(Goal of the exercise) Gather all lines in the records below that include the word "title".

(Provided data)
══════

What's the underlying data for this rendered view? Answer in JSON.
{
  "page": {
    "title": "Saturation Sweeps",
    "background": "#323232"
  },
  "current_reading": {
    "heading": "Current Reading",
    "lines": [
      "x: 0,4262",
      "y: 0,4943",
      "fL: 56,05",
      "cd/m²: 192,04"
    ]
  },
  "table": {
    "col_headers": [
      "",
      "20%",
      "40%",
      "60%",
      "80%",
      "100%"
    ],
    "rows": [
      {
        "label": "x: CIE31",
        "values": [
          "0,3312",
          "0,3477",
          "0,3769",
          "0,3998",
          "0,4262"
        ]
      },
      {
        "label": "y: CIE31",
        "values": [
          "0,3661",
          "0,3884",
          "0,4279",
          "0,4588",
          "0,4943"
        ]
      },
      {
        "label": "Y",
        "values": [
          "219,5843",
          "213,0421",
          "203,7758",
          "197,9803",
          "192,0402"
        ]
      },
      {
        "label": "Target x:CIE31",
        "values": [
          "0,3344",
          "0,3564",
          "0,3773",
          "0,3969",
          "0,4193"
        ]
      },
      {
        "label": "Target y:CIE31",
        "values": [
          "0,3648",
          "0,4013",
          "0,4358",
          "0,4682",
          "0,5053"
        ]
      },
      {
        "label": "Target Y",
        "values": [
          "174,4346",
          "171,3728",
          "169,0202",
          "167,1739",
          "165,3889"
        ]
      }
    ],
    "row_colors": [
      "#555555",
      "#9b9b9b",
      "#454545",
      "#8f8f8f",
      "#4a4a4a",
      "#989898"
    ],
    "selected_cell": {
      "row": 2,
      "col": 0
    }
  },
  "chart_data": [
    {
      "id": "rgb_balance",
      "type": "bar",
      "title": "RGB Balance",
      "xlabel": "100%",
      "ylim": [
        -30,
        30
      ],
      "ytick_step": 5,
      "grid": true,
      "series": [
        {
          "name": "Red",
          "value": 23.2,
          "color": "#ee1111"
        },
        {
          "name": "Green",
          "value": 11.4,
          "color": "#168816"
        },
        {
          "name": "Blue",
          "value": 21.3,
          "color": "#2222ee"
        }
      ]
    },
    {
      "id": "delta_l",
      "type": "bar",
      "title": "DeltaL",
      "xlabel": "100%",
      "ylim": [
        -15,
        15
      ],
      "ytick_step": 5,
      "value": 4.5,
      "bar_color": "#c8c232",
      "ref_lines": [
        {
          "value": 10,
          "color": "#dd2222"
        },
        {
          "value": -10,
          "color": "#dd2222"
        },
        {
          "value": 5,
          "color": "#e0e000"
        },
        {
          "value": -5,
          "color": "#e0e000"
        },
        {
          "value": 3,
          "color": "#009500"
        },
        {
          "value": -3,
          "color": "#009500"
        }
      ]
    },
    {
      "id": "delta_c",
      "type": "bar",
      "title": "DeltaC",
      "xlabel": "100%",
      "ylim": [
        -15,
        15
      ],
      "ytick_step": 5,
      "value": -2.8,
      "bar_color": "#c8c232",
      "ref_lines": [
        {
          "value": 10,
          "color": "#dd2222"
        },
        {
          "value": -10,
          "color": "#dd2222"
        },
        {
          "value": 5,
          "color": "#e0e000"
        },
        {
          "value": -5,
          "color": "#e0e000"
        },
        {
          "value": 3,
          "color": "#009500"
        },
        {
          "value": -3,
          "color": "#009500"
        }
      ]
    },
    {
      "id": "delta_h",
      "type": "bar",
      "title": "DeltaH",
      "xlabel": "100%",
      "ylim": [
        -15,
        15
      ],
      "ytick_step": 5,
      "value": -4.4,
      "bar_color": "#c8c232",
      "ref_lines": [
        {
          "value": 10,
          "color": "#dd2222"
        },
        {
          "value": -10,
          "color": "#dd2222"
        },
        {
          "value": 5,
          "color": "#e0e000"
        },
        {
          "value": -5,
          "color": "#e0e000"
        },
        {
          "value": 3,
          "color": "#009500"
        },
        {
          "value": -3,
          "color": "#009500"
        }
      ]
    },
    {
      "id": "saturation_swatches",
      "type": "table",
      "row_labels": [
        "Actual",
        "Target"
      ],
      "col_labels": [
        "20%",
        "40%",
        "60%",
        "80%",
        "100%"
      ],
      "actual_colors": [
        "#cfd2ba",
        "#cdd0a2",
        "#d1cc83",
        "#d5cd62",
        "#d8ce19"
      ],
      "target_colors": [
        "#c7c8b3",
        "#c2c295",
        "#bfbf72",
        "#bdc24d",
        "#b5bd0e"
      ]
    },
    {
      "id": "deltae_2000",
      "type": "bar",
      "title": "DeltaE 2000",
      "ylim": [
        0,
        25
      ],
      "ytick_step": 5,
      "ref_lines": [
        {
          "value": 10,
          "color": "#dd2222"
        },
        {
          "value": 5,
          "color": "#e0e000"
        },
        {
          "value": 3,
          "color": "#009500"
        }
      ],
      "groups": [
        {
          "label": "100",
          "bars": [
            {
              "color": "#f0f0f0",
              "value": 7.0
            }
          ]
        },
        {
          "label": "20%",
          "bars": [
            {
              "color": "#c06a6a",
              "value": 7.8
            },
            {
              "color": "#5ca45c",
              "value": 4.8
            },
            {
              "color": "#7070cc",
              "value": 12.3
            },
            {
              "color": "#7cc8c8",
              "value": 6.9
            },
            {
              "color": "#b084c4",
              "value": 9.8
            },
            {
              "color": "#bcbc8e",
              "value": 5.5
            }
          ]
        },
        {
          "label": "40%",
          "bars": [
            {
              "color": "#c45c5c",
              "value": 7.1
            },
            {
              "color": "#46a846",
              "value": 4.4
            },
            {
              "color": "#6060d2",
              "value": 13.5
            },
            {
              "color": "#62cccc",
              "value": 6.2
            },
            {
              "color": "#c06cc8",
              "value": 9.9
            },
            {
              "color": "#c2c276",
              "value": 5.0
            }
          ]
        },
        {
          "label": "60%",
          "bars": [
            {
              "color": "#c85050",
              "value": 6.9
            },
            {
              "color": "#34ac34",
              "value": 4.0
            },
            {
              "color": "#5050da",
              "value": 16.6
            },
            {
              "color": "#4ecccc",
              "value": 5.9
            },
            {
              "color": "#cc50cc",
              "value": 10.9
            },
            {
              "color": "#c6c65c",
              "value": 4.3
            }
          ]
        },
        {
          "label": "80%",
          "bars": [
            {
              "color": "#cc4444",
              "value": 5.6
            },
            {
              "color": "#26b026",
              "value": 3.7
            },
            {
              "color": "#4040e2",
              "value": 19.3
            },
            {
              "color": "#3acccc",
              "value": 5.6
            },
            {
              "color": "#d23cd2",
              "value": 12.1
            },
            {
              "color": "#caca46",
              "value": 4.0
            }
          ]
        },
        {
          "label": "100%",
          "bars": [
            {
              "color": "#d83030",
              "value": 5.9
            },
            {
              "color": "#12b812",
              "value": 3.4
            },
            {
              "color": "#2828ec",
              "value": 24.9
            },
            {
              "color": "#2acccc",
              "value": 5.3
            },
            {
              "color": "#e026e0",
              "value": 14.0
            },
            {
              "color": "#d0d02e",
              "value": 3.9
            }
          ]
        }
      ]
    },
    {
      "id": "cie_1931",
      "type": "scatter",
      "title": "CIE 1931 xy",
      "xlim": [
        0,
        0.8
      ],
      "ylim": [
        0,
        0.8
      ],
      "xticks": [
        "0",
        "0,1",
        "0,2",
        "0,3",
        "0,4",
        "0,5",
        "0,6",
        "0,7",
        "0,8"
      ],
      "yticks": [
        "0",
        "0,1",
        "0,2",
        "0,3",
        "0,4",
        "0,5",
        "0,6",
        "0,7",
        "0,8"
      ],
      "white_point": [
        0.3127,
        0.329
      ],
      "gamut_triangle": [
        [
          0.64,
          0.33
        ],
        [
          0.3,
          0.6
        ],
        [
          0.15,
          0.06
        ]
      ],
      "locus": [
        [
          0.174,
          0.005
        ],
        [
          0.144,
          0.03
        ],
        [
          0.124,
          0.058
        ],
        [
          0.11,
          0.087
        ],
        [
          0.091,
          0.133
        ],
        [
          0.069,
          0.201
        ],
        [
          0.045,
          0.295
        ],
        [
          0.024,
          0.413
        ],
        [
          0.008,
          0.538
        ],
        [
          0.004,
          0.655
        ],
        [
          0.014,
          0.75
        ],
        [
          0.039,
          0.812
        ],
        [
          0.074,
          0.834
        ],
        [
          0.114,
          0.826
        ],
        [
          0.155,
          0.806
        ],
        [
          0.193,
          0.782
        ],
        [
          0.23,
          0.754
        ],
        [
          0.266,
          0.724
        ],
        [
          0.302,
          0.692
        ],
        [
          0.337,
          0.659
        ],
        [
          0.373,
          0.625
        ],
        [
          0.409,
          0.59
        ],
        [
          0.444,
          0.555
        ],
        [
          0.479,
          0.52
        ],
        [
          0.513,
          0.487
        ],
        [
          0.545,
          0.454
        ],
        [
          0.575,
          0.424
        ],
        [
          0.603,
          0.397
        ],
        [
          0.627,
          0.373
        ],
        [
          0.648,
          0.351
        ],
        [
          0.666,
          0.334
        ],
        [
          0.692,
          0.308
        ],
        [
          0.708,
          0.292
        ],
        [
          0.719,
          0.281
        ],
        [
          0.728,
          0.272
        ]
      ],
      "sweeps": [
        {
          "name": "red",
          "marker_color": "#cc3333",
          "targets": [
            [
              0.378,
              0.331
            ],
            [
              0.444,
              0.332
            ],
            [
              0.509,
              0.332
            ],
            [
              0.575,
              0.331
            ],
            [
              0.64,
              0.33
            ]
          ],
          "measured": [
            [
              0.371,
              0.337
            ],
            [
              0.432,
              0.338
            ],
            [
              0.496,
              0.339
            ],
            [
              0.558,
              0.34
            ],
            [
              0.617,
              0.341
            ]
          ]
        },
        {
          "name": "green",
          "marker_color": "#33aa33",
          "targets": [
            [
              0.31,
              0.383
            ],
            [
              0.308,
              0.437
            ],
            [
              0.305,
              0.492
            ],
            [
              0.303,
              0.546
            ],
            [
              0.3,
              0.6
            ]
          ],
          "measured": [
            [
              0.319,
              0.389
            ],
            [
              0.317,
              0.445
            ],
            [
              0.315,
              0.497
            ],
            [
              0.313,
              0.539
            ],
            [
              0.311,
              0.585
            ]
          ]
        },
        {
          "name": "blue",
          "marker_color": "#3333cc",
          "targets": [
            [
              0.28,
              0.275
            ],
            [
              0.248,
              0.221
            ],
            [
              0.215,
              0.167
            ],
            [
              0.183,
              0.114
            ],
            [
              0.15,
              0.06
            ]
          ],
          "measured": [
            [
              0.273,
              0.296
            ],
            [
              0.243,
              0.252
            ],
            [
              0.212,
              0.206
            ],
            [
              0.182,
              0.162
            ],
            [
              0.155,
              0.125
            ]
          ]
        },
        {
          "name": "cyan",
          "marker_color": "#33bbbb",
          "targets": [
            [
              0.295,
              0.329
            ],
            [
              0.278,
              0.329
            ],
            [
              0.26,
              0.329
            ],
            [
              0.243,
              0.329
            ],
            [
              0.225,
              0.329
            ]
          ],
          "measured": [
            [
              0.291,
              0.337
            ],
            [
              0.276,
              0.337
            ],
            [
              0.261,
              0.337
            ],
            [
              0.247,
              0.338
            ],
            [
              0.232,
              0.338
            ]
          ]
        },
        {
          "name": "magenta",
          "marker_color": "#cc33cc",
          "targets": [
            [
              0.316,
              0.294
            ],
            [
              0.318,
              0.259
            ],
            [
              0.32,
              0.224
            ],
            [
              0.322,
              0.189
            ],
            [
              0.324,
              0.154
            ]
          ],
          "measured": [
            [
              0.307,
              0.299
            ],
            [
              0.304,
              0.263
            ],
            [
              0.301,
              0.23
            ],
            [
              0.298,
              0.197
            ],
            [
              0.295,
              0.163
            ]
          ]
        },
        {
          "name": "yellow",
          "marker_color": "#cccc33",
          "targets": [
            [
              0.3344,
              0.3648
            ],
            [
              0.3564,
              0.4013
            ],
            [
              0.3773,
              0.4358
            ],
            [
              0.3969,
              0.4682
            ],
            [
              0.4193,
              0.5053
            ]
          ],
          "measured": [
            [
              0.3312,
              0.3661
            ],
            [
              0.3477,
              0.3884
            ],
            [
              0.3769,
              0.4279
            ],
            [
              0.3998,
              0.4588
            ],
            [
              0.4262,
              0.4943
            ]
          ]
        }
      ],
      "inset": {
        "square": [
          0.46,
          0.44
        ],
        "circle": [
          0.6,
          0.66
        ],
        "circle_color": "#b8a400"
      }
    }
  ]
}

══════

(Task response)
    "title": "Saturation Sweeps",
      "title": "RGB Balance",
      "title": "DeltaL",
      "title": "DeltaC",
      "title": "DeltaH",
      "title": "DeltaE 2000",
      "title": "CIE 1931 xy",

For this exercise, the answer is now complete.